■ **Task requirements**:
Count the lines below that contain the word "sont", and give only that number.

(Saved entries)
====

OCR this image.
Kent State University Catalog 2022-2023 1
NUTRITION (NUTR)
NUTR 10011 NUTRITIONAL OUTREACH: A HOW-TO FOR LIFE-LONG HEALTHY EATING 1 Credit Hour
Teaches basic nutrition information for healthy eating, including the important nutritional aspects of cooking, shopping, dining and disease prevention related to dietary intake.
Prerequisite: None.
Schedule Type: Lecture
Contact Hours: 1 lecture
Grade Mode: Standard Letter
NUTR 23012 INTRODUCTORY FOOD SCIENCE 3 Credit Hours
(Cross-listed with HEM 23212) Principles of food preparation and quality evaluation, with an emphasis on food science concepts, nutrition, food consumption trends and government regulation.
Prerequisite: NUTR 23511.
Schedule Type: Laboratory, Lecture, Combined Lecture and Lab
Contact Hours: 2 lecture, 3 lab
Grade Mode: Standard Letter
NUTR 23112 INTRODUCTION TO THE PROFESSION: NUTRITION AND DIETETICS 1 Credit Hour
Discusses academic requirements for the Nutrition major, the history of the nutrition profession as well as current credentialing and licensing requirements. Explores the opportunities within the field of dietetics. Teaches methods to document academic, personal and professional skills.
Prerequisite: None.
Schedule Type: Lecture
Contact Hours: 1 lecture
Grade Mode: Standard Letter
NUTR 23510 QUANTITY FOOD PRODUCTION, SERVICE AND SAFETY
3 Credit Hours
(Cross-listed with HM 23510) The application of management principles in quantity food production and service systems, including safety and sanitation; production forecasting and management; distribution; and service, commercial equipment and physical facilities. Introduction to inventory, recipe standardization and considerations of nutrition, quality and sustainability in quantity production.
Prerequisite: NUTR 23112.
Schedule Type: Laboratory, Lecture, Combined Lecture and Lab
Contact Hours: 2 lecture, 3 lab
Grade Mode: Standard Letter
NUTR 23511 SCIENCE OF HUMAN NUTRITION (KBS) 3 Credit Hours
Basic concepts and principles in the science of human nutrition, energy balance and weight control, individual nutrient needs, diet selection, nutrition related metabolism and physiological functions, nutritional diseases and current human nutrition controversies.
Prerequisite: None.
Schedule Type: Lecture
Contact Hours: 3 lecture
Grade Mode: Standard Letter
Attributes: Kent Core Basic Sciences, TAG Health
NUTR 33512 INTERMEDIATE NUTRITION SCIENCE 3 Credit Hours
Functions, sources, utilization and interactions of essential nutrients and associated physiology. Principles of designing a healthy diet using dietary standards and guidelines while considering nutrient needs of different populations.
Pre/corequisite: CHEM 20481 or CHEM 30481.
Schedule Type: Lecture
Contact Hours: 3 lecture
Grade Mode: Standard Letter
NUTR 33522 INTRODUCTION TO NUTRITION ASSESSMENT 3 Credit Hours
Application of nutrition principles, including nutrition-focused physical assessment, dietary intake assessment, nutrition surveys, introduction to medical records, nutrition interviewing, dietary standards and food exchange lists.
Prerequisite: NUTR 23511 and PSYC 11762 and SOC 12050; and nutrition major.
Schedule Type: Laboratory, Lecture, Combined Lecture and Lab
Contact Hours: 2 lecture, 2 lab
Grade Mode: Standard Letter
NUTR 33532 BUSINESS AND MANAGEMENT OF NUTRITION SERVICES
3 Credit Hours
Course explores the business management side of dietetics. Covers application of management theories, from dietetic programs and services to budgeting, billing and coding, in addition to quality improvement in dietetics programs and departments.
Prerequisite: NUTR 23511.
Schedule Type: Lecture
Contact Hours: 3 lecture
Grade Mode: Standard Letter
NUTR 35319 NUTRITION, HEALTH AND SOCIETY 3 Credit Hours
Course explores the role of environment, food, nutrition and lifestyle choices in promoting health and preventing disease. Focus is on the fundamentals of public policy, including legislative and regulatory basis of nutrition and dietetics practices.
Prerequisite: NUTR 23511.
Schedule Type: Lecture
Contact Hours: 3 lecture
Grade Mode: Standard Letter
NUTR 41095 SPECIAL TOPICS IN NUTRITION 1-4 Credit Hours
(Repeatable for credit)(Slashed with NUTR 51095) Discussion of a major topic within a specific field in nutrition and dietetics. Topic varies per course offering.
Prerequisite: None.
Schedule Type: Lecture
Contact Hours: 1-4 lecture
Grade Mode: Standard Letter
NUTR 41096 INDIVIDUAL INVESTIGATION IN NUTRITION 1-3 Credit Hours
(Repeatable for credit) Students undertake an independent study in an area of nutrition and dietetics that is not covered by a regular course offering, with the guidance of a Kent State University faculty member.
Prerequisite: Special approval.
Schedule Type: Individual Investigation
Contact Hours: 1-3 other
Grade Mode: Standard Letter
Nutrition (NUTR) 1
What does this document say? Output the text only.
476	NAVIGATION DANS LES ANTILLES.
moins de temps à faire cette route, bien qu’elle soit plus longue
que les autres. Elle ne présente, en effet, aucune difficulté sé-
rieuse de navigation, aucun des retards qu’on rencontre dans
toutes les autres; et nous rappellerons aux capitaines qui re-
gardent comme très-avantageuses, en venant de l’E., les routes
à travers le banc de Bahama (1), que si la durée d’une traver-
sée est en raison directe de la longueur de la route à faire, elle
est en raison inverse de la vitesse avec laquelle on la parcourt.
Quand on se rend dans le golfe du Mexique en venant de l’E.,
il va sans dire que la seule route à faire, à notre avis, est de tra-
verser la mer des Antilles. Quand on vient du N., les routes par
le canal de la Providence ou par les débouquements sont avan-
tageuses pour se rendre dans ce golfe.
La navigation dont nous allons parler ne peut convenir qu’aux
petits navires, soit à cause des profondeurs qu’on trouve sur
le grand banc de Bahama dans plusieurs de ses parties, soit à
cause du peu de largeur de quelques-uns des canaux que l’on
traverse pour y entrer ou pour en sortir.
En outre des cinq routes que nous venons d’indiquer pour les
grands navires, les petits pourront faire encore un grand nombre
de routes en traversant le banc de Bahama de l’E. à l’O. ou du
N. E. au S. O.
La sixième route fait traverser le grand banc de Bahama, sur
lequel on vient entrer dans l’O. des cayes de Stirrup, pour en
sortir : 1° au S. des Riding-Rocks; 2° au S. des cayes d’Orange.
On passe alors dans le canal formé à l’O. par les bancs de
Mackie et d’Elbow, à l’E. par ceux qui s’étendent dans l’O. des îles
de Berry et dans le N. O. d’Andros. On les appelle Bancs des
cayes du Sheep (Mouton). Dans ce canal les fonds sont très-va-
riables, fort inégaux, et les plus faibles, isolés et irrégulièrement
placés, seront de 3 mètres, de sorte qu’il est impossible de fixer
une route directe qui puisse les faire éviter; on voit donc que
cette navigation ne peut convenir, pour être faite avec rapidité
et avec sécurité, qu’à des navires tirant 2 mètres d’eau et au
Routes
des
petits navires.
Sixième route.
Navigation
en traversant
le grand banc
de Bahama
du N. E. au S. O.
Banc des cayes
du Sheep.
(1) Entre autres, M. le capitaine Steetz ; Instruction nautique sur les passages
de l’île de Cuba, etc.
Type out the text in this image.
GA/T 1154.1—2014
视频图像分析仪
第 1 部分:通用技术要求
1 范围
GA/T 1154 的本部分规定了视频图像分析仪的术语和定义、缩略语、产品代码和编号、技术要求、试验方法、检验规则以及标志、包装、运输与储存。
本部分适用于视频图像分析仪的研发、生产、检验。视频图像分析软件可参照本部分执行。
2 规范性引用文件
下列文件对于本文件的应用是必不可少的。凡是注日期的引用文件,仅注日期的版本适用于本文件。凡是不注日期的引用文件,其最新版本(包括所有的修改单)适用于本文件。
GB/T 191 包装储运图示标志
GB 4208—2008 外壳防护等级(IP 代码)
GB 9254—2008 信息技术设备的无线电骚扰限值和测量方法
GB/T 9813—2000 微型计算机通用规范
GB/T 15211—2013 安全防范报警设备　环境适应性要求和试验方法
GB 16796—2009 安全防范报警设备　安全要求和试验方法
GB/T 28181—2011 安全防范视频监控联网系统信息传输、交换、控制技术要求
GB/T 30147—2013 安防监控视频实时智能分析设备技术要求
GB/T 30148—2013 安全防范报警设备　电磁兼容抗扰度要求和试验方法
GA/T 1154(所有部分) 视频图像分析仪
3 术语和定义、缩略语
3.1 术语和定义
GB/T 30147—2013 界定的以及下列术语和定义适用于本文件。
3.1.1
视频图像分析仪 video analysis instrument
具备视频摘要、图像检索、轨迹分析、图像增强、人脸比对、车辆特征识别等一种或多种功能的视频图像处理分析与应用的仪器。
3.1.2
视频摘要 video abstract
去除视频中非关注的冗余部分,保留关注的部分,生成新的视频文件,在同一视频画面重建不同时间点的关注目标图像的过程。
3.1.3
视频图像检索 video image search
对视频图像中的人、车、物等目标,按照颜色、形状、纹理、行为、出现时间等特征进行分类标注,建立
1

====

■ **Expected output**:
2